▸ WHAT NEEDS TO BE DONE
How many lines in these records hold the string "代表功能"? State only that number.

Extracted data entries
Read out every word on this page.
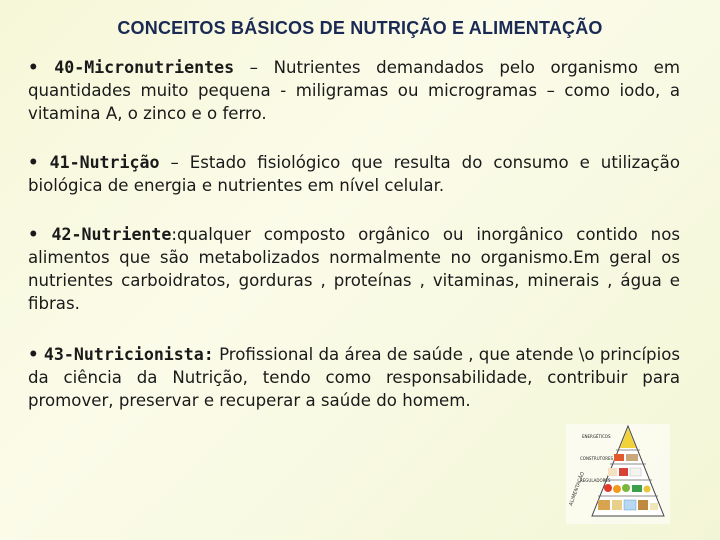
CONCEITOS BÁSICOS DE NUTRIÇÃO E ALIMENTAÇÃO

• 40-Micronutrientes – Nutrientes demandados pelo organismo em quantidades muito pequena - miligramas ou microgramas – como iodo, a vitamina A, o zinco e o ferro.

• 41-Nutrição – Estado fisiológico que resulta do consumo e utilização biológica de energia e nutrientes em nível celular.

• 42-Nutriente:qualquer composto orgânico ou inorgânico contido nos alimentos que são metabolizados normalmente no organismo.Em geral os nutrientes carboidratos, gorduras , proteínas , vitaminas, minerais , água e fibras.

• 43-Nutricionista: Profissional da área de saúde , que atende \o princípios da ciência da Nutrição, tendo como responsabilidade, contribuir para promover, preservar e recuperar a saúde do homem.

ALIMENTAÇÃO
ENERGÉTICOS
CONSTRUTORES
REGULADORES
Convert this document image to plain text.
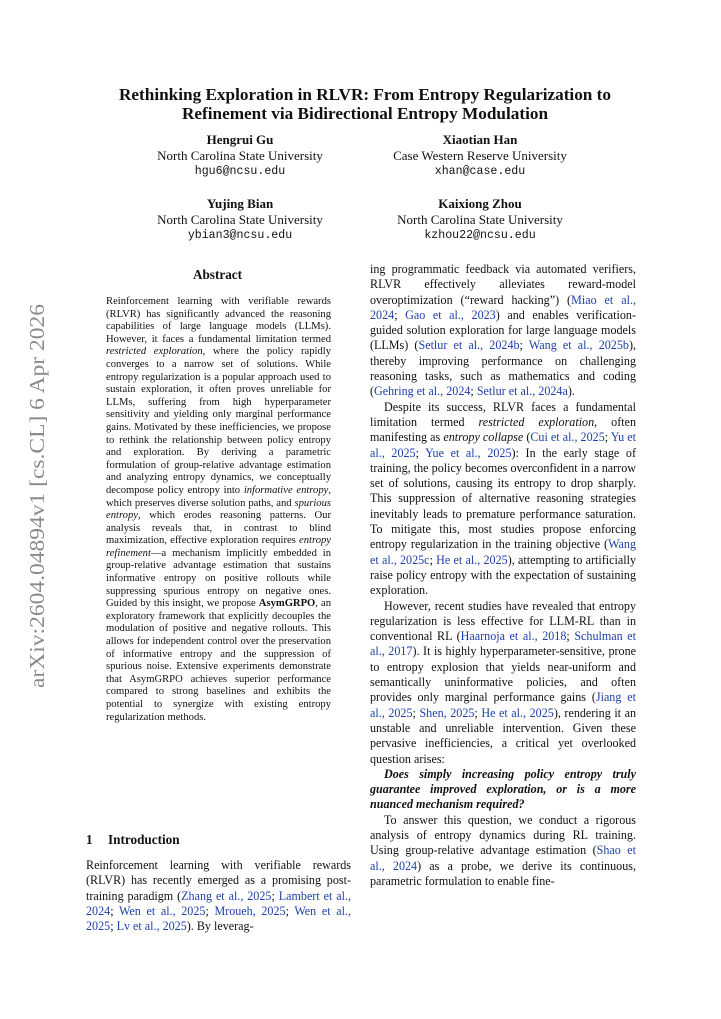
arXiv:2604.04894v1 [cs.CL] 6 Apr 2026
Rethinking Exploration in RLVR: From Entropy Regularization to Refinement via Bidirectional Entropy Modulation
Hengrui Gu
North Carolina State University
hgu6@ncsu.edu
Xiaotian Han
Case Western Reserve University
xhan@case.edu
Yujing Bian
North Carolina State University
ybian3@ncsu.edu
Kaixiong Zhou
North Carolina State University
kzhou22@ncsu.edu
Abstract

Reinforcement learning with verifiable rewards (RLVR) has significantly advanced the reasoning capabilities of large language models (LLMs). However, it faces a fundamental limitation termed restricted exploration, where the policy rapidly converges to a narrow set of solutions. While entropy regularization is a popular approach used to sustain exploration, it often proves unreliable for LLMs, suffering from high hyperparameter sensitivity and yielding only marginal performance gains. Motivated by these inefficiencies, we propose to rethink the relationship between policy entropy and exploration. By deriving a parametric formulation of group-relative advantage estimation and analyzing entropy dynamics, we conceptually decompose policy entropy into informative entropy, which preserves diverse solution paths, and spurious entropy, which erodes reasoning patterns. Our analysis reveals that, in contrast to blind maximization, effective exploration requires entropy refinement—a mechanism implicitly embedded in group-relative advantage estimation that sustains informative entropy on positive rollouts while suppressing spurious entropy on negative ones. Guided by this insight, we propose AsymGRPO, an exploratory framework that explicitly decouples the modulation of positive and negative rollouts. This allows for independent control over the preservation of informative entropy and the suppression of spurious noise. Extensive experiments demonstrate that AsymGRPO achieves superior performance compared to strong baselines and exhibits the potential to synergize with existing entropy regularization methods.

1 Introduction

Reinforcement learning with verifiable rewards (RLVR) has recently emerged as a promising post-training paradigm (Zhang et al., 2025; Lambert et al., 2024; Wen et al., 2025; Mroueh, 2025; Wen et al., 2025; Lv et al., 2025). By leverag-

ing programmatic feedback via automated verifiers, RLVR effectively alleviates reward-model overoptimization (“reward hacking”) (Miao et al., 2024; Gao et al., 2023) and enables verification-guided solution exploration for large language models (LLMs) (Setlur et al., 2024b; Wang et al., 2025b), thereby improving performance on challenging reasoning tasks, such as mathematics and coding (Gehring et al., 2024; Setlur et al., 2024a).

Despite its success, RLVR faces a fundamental limitation termed restricted exploration, often manifesting as entropy collapse (Cui et al., 2025; Yu et al., 2025; Yue et al., 2025): In the early stage of training, the policy becomes overconfident in a narrow set of solutions, causing its entropy to drop sharply. This suppression of alternative reasoning strategies inevitably leads to premature performance saturation. To mitigate this, most studies propose enforcing entropy regularization in the training objective (Wang et al., 2025c; He et al., 2025), attempting to artificially raise policy entropy with the expectation of sustaining exploration.

However, recent studies have revealed that entropy regularization is less effective for LLM-RL than in conventional RL (Haarnoja et al., 2018; Schulman et al., 2017). It is highly hyperparameter-sensitive, prone to entropy explosion that yields near-uniform and semantically uninformative policies, and often provides only marginal performance gains (Jiang et al., 2025; Shen, 2025; He et al., 2025), rendering it an unstable and unreliable intervention. Given these pervasive inefficiencies, a critical yet overlooked question arises:

Does simply increasing policy entropy truly guarantee improved exploration, or is a more nuanced mechanism required?

To answer this question, we conduct a rigorous analysis of entropy dynamics during RL training. Using group-relative advantage estimation (Shao et al., 2024) as a probe, we derive its continuous, parametric formulation to enable fine-
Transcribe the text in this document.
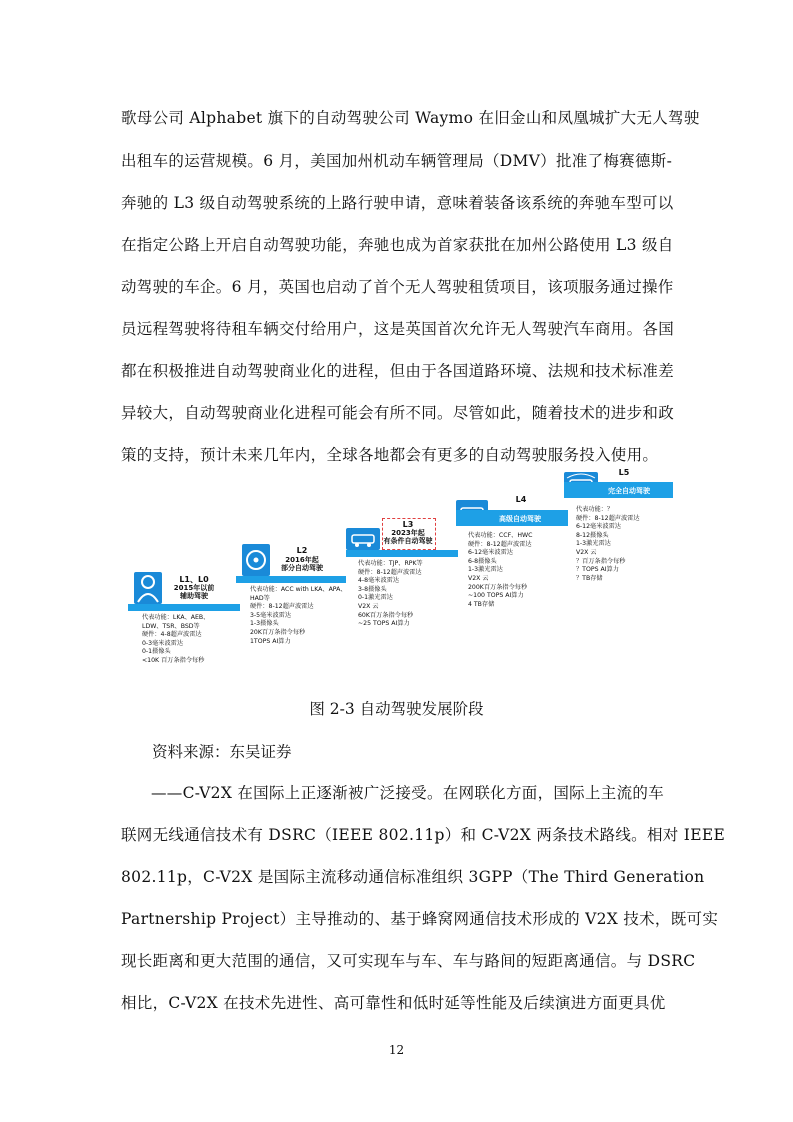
歌母公司 Alphabet 旗下的自动驾驶公司 Waymo 在旧金山和凤凰城扩大无人驾驶
出租车的运营规模。6 月，美国加州机动车辆管理局（DMV）批准了梅赛德斯-
奔驰的 L3 级自动驾驶系统的上路行驶申请，意味着装备该系统的奔驰车型可以
在指定公路上开启自动驾驶功能，奔驰也成为首家获批在加州公路使用 L3 级自
动驾驶的车企。6 月，英国也启动了首个无人驾驶租赁项目，该项服务通过操作
员远程驾驶将待租车辆交付给用户，这是英国首次允许无人驾驶汽车商用。各国
都在积极推进自动驾驶商业化的进程，但由于各国道路环境、法规和技术标准差
异较大，自动驾驶商业化进程可能会有所不同。尽管如此，随着技术的进步和政
策的支持，预计未来几年内，全球各地都会有更多的自动驾驶服务投入使用。
L1、L0
2015年以前
辅助驾驶
代表功能：LKA、AEB、
LDW、TSR、BSD等
硬件：4-8超声波雷达
0-3毫米波雷达
0-1摄像头
<10K 百万条指令每秒
L2
2016年起
部分自动驾驶
代表功能：ACC with LKA、APA、
HAD等
硬件：8-12超声波雷达
3-5毫米波雷达
1-3摄像头
20K百万条指令每秒
1TOPS AI算力
L3
2023年起
有条件自动驾驶
代表功能：TJP、RPK等
硬件：8-12超声波雷达
4-8毫米波雷达
3-8摄像头
0-1激光雷达
V2X 云
60K百万条指令每秒
~25 TOPS AI算力
L4
高级自动驾驶
代表功能：CCF、HWC
硬件：8-12超声波雷达
6-12毫米波雷达
6-8摄像头
1-3激光雷达
V2X 云
200K百万条指令每秒
~100 TOPS AI算力
4 TB存储
L5
完全自动驾驶
代表功能：？
硬件：8-12超声波雷达
6-12毫米波雷达
8-12摄像头
1-3激光雷达
V2X 云
？百万条指令每秒
？TOPS AI算力
？TB存储
图 2-3 自动驾驶发展阶段
资料来源：东吴证券
——C-V2X 在国际上正逐渐被广泛接受。在网联化方面，国际上主流的车
联网无线通信技术有 DSRC（IEEE 802.11p）和 C-V2X 两条技术路线。相对 IEEE
802.11p，C-V2X 是国际主流移动通信标准组织 3GPP（The Third Generation
Partnership Project）主导推动的、基于蜂窝网通信技术形成的 V2X 技术，既可实
现长距离和更大范围的通信，又可实现车与车、车与路间的短距离通信。与 DSRC
相比，C-V2X 在技术先进性、高可靠性和低时延等性能及后续演进方面更具优
12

▸ PROBLEM SOLUTION
5